Friday, July 24, 2009

Amended Gates Post-Mortem

Perhaps the most valuable byproduct of the Gates episode is a reminder of how racially divided we still are. With few exceptions (kudos to my colleague Will Doss), everybody had an opinion from the outset, including the President (though we learned yesterday he was only endorsing the notion that the arrest was stupid, not the racial allegation).

What is interesting is that people who weren't there, including me, decided who was telling the truth, and with few exceptions, most white people thought the white officer (who was the only guy present at the beginning) was telling the truth, and black folks mostly thought Gates was. Yesterday, a black officer who was present at the end of the episode said Gates should have been arrested. White people believed him without questioning why professionally or personally he might back up his white colleagues' story. Black people were more inclined to question his motive.

What accounts for this massive perception gap?

**Data extract**.
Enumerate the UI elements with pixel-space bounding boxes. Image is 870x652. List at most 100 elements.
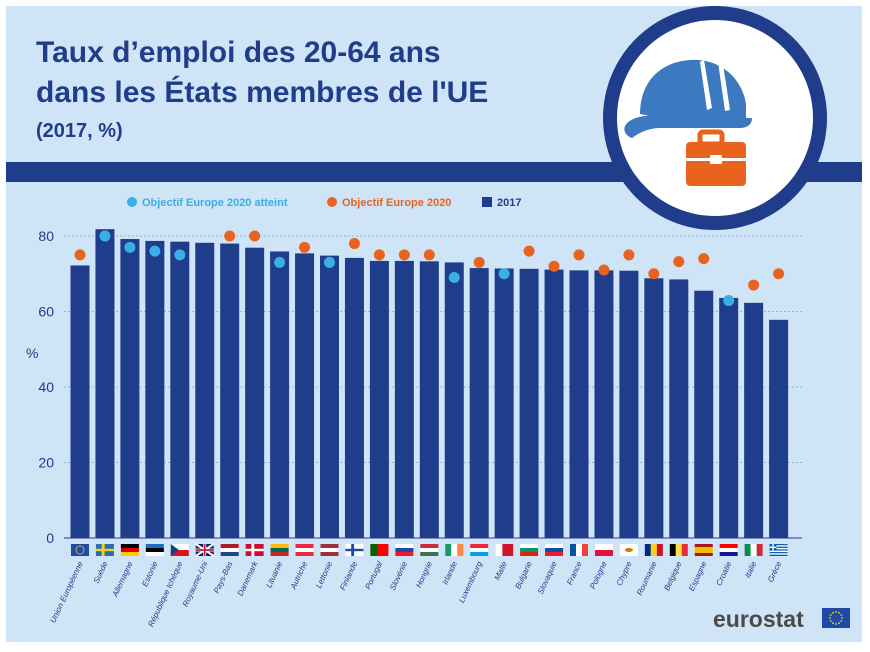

**Exercises to complete**.
1) In the Gates post-mortem, which colleague gets kudos for not forming an opinion from the outset?
2) Pick up the Gates post-mortem after its last sentence and keep writing.

**Replies**.
1) Will Doss

2)
Whether we want to admit it, a lot of white people basically think black people cry racism over everything. I think it is used a lot. I also agree that false claims of racism could detract from our reaction when "real" racism occurs. But the funny thing is that for many of the white people who subscribe to this "don't cry wolf" philosophy, the case of REAL racism that they would be glad to decry never happens, and certainly not in a close case of he said/he said.

Many white people engage in an almost reflexive analysis to cast doubt on a claim of disparate treatment based on race. (Seriously, black folks - go up to your best friend who's white and ask him or her to name a case of race-based injustice. Some will have to go back to segregation in the 1960s).

I also think people misunderstand a subtle distinction between when something is racial and when it's racist. We are all subject to prejudices of varying degrees, and most are subconscious. The term "racism" is thrown around casually, but when I use the term, I mean an intentional use of power to subjugate. The officer in Cambridge might not have had that intent at all, but if he could have walked away from the Gates situation but instead chose to arrest a man for claiming racial profiling, well, in my opinion, there's probably a racial component to that decision.

The truth is, we'll never really know because it's almost always impossible to find a control group. Has this officer ever arrested someone else on their own porch for disorderly conduct? Has this officer arrested anybody solely for going off on him? If the answer is no, why is it so untoward to think there might be a racial component?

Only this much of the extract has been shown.